PASSAGE PROVIDED ▸

═══

Updated by Neha Ojha almost 2 years ago
MDS=0 MGR=1 OSD=3 MON=1 ../src/vstart.sh -n -x --without-dashboard on 8b396522d8f88c9cd58b82a0d35b943dc6744dce works fine
cluster: id: 04c66153-65f4-4d02-970f-8db9661183f0 health: HEALTH_OK services: mon: 1 daemons, quorum a (age 34s) mgr: x(active, since 28s) osd: 3 osds: 3 up (since 8s), 3 in (since 22s) data: pools: 1 pools, 1 pgs objects: 2 objects, 449 KiB usage: 3.0 GiB used, 300 GiB / 303 GiB avail pgs: 1 active+clean
MON=2 MDS=3 OSD=2 RGW=0 MGR=1 ../src/vstart.sh -b --without-dashboard works fine too
cluster: id: 04c66153-65f4-4d02-970f-8db9661183f0 health: HEALTH_OK services: mon: 1 daemons, quorum a (age 12s) mgr: x(active, since 7s) osd: 3 osds: 3 up (since 4s), 3 in (since 2m) data: pools: 1 pools, 1 pgs objects: 2 objects, 577 KiB usage: 3.0 GiB used, 300 GiB / 303 GiB avail pgs: 1 active+clean
Updated by Neha Ojha almost 2 years ago
Radek was unable to reproduce it as well https://gist.github.com/rzarzynski/c1197842aed9f0bfae63fa77bc1afd11
Updated by Luis Henriques almost 2 years ago
Thanks a lot for your help.
I've added some debug code and it looks like the crash is happening in file libcephsqlite.cc, function parsepath(). Basically, the following line is the responsible for the crash:
static const std::regex re1{"^/*(\\*[[:digit:]]+):([[:alnum:]-_.]*)/([[:alnum:]-._]+)$"};
I think the latest upgrade I've done in this box also updated the compiler to gcc-12, so maybe there's some bug triggered by it (or maybe even in the libstdc...).
Updated by Luis Henriques almost 2 years ago
Ok, looks like it's a gcc12 issue. Here's a small program I've wrote:
#include <regex>
#include <iostream>
int main()
{
try {
std::regex re{"^/*(\\*[[:digit:]]+):([[:alnum:]-_.]*)/([[:alnum:]-._]+)$"};
}
catch (const std::regex_error& e) {
std::cout << "regex_error caught: " << e.code() << " => " << e.what() << '\n';
}
}
It works fine if I compile it with gcc11, but it triggers an exception with gcc12:
regex_error caught: 8 => Invalid start of '[x-x]' range in regular expression
I'll go back and try to compile ceph with gcc-11; hopefully that'll allow me to run vstart clusters again.
Updated by Luis Henriques almost 2 years ago
FWIW, I can't reproduce the issue when compiling with gcc-11. So, something changed (libstd?) that broke this regex.
Updated by Patrick Donnelly almost 2 years ago
- Is duplicate of Bug #55304: libcephsqlite: crash when compiled with gcc12 cause of regex treating '-' as a range operator added
Updated by Patrick Donnelly almost 2 years ago
- Status changed from New to Duplicate

═══

LIST OF TASKS ▸
[1] Retype the part of the issue thread that runs from "I've added some" up to and including "in the libstdc...).".
[2] According to the issue thread, in which file and function did the added debug code show the crash happening?

DATA RECORDS ▸
═══

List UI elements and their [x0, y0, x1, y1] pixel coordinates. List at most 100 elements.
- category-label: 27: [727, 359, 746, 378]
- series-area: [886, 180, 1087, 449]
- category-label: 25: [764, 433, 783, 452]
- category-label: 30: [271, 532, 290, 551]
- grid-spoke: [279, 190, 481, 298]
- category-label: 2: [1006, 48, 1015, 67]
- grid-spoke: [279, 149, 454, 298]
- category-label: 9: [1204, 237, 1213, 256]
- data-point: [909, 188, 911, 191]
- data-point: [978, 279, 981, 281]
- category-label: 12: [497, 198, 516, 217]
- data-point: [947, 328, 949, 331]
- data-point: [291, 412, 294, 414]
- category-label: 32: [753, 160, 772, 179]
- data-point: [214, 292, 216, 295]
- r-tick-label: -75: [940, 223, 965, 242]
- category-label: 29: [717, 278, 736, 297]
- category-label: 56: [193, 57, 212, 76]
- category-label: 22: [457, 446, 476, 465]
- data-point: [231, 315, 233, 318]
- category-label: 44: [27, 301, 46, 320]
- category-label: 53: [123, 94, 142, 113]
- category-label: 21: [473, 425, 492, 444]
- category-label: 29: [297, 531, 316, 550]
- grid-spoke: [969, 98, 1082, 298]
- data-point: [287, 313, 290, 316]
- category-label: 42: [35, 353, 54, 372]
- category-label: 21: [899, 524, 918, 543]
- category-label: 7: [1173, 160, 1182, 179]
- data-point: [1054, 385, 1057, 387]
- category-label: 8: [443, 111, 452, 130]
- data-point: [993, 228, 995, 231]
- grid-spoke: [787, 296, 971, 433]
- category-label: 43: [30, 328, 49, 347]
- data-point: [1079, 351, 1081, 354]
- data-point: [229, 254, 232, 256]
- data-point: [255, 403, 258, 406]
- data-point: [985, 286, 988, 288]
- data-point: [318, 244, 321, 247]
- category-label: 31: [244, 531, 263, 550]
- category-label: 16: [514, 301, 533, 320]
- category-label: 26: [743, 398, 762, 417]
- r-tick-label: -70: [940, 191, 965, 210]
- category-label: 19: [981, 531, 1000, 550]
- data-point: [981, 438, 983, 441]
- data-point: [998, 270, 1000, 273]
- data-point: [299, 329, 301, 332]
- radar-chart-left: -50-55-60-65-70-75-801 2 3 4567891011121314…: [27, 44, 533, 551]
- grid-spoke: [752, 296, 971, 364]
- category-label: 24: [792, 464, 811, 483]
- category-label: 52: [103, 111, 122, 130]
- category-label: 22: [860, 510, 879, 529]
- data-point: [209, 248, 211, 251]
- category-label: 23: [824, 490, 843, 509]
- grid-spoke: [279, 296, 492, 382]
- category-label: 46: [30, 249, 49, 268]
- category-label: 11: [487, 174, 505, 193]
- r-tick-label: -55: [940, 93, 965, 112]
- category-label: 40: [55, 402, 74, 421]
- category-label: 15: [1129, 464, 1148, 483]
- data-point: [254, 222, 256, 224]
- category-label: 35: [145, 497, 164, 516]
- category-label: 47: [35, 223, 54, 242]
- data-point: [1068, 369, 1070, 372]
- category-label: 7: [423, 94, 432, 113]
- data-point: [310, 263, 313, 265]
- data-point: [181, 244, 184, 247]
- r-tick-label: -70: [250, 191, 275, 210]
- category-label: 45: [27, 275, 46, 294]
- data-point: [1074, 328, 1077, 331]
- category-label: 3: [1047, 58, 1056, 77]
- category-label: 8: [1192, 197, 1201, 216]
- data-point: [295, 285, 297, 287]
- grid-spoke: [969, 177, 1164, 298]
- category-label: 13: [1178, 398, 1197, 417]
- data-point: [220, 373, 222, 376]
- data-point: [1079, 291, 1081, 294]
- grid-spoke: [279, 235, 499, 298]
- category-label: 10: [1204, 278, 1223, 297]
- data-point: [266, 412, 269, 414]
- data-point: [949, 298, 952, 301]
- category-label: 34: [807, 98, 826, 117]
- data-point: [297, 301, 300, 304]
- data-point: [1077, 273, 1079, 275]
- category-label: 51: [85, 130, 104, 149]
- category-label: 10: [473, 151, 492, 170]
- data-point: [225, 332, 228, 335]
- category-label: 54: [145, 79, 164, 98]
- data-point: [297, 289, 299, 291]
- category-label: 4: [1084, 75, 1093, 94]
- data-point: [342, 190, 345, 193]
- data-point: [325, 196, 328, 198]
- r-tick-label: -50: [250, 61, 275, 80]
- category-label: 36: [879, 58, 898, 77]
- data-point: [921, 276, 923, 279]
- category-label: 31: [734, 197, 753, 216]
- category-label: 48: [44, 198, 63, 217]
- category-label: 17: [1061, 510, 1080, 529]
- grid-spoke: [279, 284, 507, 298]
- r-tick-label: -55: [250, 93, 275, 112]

═══

FULL ANSWERS ▸
[1]
I've added some debug code and it looks like the crash is happening in file libcephsqlite.cc, function parsepath(). Basically, the following line is the responsible for the crash:
static const std::regex re1{"^/*(\\*[[:digit:]]+):([[:alnum:]-_.]*)/([[:alnum:]-._]+)$"};
I think the latest upgrade I've done in this box also updated the compiler to gcc-12, so maybe there's some bug triggered by it (or maybe even in the libstdc...).

[2] In the file libcephsqlite.cc, in the function parsepath().